# [Document excerpt]
▬▬▬▬▬▬▬▬▬▬

Jenny Copeland, Drive-Thru Success

19th April 2019

Non-judgement is a huge part of yoga and Buddhist philosophy. It comes hand-in-hand with compassion. It becomes much easier to stop judging yourself and others when you can feel genuine compassion for yourself and others..

A Buddhist meditation practice that helps you to develop compassion and non-judgement is loving kindness meditation.

You sit down as you would to meditate, with your spine upright (so that you don’t fall asleep and you can breathe fully) and you concentrate on your breath for a while to allow your mind to settle a little. Then you start with yourself and you offer a gesture of loving kindness towards yourself.

Inside, you say: May I be safe, be healthy, be happy, may I live with ease. You repeat this to yourself, as much as possible bringing to life those feelings in yourself. And if you don’t quite feel them now, you wish them for yourself – almost as a blessing.

▬▬▬▬▬▬▬▬▬▬

# [Written problem 1]
In the rows below, copy out word for word the part that opens with the line containing "I need the location" and closes with the line containing "button[interactable]: Five <box>270", including both of those lines.

# [Information provided]
▬▬▬▬▬▬▬▬▬▬

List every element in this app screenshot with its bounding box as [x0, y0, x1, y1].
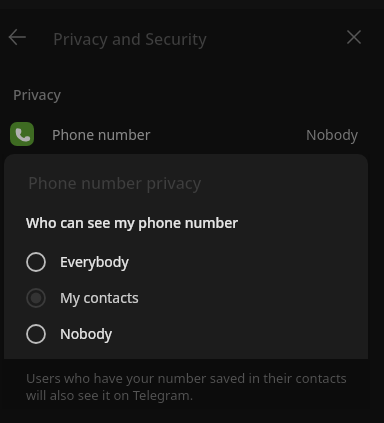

▬▬▬▬▬▬▬▬▬▬

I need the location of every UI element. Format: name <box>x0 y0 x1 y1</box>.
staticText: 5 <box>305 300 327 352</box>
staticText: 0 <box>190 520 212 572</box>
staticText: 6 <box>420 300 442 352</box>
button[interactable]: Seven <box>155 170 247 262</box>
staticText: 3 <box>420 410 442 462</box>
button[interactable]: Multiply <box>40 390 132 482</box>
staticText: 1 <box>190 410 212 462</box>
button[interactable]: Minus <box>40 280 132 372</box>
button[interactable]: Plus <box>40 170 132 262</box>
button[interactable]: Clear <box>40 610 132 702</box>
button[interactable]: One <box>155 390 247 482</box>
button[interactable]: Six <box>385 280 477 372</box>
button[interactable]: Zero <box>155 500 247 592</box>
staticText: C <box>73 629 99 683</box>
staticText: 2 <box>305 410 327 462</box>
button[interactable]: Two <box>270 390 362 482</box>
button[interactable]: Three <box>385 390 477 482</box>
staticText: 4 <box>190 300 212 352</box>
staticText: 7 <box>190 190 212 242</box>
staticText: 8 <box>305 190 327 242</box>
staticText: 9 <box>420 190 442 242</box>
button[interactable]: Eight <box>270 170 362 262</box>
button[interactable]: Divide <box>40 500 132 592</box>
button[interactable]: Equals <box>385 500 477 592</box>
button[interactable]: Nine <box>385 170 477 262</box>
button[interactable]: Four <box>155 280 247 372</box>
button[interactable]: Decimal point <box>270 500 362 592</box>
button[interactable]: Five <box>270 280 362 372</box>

▬▬▬▬▬▬▬▬▬▬

# [Written problem 2]
According to the meditation excerpt, why do you sit with your spine upright?

# [Expected output 1]
I need the location of every UI element. Format: name <box>x0 y0 x1 y1</box>.
staticText: 5 <box>305 300 327 352</box>
staticText: 0 <box>190 520 212 572</box>
staticText: 6 <box>420 300 442 352</box>
button[interactable]: Seven <box>155 170 247 262</box>
staticText: 3 <box>420 410 442 462</box>
button[interactable]: Multiply <box>40 390 132 482</box>
staticText: 1 <box>190 410 212 462</box>
button[interactable]: Minus <box>40 280 132 372</box>
button[interactable]: Plus <box>40 170 132 262</box>
button[interactable]: Clear <box>40 610 132 702</box>
button[interactable]: One <box>155 390 247 482</box>
button[interactable]: Six <box>385 280 477 372</box>
button[interactable]: Zero <box>155 500 247 592</box>
staticText: C <box>73 629 99 683</box>
staticText: 2 <box>305 410 327 462</box>
button[interactable]: Two <box>270 390 362 482</box>
button[interactable]: Three <box>385 390 477 482</box>
staticText: 4 <box>190 300 212 352</box>
staticText: 7 <box>190 190 212 242</box>
staticText: 8 <box>305 190 327 242</box>
staticText: 9 <box>420 190 442 242</box>
button[interactable]: Eight <box>270 170 362 262</box>
button[interactable]: Divide <box>40 500 132 592</box>
button[interactable]: Equals <box>385 500 477 592</box>
button[interactable]: Nine <box>385 170 477 262</box>
button[interactable]: Four <box>155 280 247 372</box>
button[interactable]: Decimal point <box>270 500 362 592</box>
button[interactable]: Five <box>270 280 362 372</box>

# [Expected output 2]
So that you don't fall asleep and you can breathe fully.